_INFORMATION SHOWN_

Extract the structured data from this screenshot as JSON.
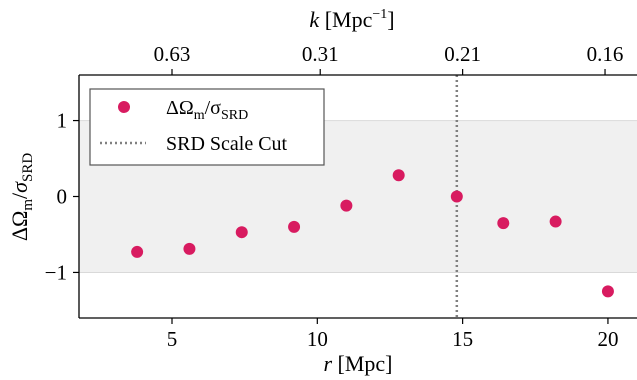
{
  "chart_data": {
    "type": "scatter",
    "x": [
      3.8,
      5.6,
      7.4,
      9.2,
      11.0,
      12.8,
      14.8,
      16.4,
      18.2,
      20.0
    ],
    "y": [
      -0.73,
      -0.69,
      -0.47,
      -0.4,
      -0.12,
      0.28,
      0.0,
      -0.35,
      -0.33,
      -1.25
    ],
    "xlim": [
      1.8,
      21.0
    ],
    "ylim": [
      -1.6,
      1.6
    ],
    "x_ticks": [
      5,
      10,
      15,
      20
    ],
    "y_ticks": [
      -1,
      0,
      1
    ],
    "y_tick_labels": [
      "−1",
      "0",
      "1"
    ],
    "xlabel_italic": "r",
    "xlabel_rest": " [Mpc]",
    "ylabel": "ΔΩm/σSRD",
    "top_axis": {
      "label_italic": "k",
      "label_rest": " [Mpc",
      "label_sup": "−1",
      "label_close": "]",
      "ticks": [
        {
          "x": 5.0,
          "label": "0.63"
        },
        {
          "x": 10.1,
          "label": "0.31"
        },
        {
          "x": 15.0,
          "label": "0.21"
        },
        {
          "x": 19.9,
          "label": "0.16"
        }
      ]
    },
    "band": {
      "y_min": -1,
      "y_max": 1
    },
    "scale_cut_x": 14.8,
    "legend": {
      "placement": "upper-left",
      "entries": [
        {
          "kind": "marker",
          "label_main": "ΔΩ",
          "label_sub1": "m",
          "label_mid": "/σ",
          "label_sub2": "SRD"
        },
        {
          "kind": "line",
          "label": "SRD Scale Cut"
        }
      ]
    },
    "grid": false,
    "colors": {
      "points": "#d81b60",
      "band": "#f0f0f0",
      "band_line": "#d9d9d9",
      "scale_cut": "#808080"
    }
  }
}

_TASK INSTRUCTIONS_
Please transcribe the material above exactly as written. Leave the pictures out.

_WRITTEN SOLUTION_
Extract the structured data from this screenshot as JSON.
{
  "chart_data": {
    "type": "scatter",
    "x": [
      3.8,
      5.6,
      7.4,
      9.2,
      11.0,
      12.8,
      14.8,
      16.4,
      18.2,
      20.0
    ],
    "y": [
      -0.73,
      -0.69,
      -0.47,
      -0.4,
      -0.12,
      0.28,
      0.0,
      -0.35,
      -0.33,
      -1.25
    ],
    "xlim": [
      1.8,
      21.0
    ],
    "ylim": [
      -1.6,
      1.6
    ],
    "x_ticks": [
      5,
      10,
      15,
      20
    ],
    "y_ticks": [
      -1,
      0,
      1
    ],
    "y_tick_labels": [
      "−1",
      "0",
      "1"
    ],
    "xlabel_italic": "r",
    "xlabel_rest": " [Mpc]",
    "ylabel": "ΔΩm/σSRD",
    "top_axis": {
      "label_italic": "k",
      "label_rest": " [Mpc",
      "label_sup": "−1",
      "label_close": "]",
      "ticks": [
        {
          "x": 5.0,
          "label": "0.63"
        },
        {
          "x": 10.1,
          "label": "0.31"
        },
        {
          "x": 15.0,
          "label": "0.21"
        },
        {
          "x": 19.9,
          "label": "0.16"
        }
      ]
    },
    "band": {
      "y_min": -1,
      "y_max": 1
    },
    "scale_cut_x": 14.8,
    "legend": {
      "placement": "upper-left",
      "entries": [
        {
          "kind": "marker",
          "label_main": "ΔΩ",
          "label_sub1": "m",
          "label_mid": "/σ",
          "label_sub2": "SRD"
        },
        {
          "kind": "line",
          "label": "SRD Scale Cut"
        }
      ]
    },
    "grid": false,
    "colors": {
      "points": "#d81b60",
      "band": "#f0f0f0",
      "band_line": "#d9d9d9",
      "scale_cut": "#808080"
    }
  }
}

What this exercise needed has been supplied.